Give back, unchanged, each line from the one containing "Serialize everything readable" through the last line of the entries below.

-- -- --

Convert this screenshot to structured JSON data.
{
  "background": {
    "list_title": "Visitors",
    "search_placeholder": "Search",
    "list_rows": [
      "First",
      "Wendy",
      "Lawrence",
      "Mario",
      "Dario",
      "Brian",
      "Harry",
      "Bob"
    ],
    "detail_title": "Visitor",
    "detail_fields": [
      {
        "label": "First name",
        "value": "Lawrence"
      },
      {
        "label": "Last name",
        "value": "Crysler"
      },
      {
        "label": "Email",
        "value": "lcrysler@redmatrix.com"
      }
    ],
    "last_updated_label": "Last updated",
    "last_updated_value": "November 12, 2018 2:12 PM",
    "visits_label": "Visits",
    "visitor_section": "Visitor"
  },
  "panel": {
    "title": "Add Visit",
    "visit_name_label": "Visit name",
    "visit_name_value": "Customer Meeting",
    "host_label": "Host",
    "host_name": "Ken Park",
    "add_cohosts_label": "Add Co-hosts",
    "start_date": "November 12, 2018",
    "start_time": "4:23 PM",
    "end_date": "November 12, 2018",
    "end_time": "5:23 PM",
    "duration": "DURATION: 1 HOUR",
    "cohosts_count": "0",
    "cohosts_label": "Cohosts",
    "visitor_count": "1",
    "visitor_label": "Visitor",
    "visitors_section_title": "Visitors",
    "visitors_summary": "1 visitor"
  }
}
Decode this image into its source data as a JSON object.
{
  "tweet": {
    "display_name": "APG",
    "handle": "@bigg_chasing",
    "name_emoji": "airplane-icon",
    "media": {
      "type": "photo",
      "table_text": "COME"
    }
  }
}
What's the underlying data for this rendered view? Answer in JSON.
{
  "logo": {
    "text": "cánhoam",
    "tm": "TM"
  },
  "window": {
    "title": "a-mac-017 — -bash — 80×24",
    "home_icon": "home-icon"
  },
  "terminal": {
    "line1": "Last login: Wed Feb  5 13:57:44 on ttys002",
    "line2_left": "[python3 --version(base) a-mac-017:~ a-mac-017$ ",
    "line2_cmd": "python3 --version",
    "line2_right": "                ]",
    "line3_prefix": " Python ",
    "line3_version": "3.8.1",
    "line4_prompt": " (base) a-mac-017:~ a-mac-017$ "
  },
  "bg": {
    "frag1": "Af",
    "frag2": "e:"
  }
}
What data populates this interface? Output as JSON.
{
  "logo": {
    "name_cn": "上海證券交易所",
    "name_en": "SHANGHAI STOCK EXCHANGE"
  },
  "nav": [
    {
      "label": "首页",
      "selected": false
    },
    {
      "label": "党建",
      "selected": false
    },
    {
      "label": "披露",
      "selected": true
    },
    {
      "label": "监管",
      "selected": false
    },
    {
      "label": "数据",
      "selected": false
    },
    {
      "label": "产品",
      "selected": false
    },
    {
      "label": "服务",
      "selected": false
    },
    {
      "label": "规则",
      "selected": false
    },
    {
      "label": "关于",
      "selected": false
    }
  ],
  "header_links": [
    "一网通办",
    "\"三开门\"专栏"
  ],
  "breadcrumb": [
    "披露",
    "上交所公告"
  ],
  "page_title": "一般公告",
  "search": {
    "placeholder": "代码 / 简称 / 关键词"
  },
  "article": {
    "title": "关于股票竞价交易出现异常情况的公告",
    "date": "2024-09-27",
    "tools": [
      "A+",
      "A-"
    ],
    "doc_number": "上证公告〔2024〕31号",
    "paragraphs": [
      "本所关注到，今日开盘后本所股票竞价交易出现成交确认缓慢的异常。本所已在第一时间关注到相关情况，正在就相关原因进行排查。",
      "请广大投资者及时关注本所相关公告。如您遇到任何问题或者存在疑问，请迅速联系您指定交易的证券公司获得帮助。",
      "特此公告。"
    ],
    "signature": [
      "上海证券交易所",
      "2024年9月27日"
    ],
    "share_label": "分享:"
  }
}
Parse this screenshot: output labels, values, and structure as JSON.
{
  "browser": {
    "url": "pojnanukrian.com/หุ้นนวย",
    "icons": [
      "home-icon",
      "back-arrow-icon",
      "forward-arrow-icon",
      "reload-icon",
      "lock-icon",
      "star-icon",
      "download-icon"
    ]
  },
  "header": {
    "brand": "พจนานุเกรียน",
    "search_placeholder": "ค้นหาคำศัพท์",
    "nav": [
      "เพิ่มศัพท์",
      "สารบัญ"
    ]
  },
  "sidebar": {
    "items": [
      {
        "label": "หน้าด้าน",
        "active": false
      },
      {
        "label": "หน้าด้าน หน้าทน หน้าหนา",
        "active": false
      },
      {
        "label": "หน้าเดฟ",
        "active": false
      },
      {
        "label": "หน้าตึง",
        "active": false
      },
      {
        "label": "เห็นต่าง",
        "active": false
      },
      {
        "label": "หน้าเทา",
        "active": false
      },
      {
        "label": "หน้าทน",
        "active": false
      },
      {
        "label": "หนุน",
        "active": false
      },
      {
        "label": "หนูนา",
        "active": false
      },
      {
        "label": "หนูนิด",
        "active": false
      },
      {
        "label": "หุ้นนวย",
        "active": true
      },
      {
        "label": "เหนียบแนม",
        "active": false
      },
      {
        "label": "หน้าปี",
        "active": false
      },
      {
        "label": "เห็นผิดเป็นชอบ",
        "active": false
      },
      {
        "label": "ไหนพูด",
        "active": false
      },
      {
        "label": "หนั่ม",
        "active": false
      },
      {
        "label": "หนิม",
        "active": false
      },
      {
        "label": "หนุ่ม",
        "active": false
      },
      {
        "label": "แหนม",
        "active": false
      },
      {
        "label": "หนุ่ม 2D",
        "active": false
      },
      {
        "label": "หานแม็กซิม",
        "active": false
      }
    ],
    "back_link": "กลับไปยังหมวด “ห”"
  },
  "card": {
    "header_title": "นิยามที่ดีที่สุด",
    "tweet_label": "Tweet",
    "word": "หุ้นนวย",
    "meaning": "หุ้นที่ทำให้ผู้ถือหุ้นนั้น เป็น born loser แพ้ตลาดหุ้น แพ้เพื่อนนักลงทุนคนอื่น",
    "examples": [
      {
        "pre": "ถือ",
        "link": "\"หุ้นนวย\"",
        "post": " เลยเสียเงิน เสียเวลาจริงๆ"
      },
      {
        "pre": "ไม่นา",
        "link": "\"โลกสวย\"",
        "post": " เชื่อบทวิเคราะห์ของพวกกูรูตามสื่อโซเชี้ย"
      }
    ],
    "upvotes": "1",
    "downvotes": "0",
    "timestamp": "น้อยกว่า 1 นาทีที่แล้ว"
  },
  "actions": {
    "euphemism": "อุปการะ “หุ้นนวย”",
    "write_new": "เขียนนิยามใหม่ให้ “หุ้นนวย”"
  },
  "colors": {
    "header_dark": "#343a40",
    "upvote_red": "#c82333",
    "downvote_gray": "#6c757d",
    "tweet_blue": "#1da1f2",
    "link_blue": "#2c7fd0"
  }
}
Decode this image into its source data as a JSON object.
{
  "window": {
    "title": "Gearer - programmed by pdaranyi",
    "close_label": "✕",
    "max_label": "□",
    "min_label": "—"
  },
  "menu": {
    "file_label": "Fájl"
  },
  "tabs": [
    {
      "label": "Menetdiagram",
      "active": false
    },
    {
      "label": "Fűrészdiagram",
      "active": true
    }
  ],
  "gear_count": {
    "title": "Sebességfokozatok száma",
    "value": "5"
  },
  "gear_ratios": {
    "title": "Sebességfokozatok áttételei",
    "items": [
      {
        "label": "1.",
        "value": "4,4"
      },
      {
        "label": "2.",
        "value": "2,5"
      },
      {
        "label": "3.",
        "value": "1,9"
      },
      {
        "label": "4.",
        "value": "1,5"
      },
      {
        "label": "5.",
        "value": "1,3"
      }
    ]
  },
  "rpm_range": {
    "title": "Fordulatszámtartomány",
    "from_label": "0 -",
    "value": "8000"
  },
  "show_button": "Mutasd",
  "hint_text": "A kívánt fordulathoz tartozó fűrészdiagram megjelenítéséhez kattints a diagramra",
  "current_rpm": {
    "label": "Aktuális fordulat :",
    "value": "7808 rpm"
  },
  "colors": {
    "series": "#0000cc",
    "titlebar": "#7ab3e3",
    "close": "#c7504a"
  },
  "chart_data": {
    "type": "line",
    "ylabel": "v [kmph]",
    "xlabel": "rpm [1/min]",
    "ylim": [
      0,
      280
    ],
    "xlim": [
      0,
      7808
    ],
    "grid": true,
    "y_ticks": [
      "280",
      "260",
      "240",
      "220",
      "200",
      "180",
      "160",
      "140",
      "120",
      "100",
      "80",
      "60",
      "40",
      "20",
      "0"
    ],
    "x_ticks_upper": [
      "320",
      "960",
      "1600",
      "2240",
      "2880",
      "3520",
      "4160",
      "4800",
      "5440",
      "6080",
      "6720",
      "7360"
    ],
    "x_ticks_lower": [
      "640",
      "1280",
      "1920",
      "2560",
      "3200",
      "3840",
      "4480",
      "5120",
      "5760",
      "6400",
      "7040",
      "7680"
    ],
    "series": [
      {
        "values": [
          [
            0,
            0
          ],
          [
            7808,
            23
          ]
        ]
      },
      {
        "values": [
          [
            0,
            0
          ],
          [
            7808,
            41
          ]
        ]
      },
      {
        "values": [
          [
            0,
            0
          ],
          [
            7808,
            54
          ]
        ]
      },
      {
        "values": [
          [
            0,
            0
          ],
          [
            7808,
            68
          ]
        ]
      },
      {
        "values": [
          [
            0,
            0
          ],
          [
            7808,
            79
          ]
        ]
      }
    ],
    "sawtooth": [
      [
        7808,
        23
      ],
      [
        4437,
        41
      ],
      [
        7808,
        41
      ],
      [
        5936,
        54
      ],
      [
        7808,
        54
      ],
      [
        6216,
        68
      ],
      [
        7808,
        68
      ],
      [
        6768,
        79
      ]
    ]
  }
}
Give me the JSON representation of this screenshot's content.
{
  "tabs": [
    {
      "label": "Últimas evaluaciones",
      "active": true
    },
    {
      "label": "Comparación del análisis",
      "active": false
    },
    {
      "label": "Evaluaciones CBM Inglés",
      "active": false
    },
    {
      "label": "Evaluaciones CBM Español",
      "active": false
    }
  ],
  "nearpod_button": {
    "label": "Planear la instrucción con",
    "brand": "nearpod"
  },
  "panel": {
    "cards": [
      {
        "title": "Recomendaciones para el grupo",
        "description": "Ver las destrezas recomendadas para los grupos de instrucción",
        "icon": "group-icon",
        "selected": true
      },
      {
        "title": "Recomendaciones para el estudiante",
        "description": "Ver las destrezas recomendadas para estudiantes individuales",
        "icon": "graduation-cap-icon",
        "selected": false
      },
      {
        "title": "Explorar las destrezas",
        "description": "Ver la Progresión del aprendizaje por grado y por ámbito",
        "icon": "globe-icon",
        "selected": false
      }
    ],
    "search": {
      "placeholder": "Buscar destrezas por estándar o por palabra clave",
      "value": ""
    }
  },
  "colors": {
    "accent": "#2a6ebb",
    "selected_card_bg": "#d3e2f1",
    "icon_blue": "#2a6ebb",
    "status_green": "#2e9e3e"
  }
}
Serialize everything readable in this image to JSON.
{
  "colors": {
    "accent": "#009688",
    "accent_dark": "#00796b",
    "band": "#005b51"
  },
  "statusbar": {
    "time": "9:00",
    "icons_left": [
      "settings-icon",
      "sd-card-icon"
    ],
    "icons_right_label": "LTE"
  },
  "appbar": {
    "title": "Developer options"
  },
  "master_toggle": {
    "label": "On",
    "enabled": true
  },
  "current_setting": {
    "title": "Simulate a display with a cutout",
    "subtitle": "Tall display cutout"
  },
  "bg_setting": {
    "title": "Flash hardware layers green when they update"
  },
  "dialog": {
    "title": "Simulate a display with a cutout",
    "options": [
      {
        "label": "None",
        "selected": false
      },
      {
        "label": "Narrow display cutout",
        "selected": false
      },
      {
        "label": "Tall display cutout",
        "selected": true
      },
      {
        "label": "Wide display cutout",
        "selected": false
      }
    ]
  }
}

-- -- --

FINISHED EXERCISE
Serialize everything readable in this image to JSON.
{
  "colors": {
    "accent": "#009688",
    "accent_dark": "#00796b",
    "band": "#005b51"
  },
  "statusbar": {
    "time": "9:00",
    "icons_left": [
      "settings-icon",
      "sd-card-icon"
    ],
    "icons_right_label": "LTE"
  },
  "appbar": {
    "title": "Developer options"
  },
  "master_toggle": {
    "label": "On",
    "enabled": true
  },
  "current_setting": {
    "title": "Simulate a display with a cutout",
    "subtitle": "Tall display cutout"
  },
  "bg_setting": {
    "title": "Flash hardware layers green when they update"
  },
  "dialog": {
    "title": "Simulate a display with a cutout",
    "options": [
      {
        "label": "None",
        "selected": false
      },
      {
        "label": "Narrow display cutout",
        "selected": false
      },
      {
        "label": "Tall display cutout",
        "selected": true
      },
      {
        "label": "Wide display cutout",
        "selected": false
      }
    ]
  }
}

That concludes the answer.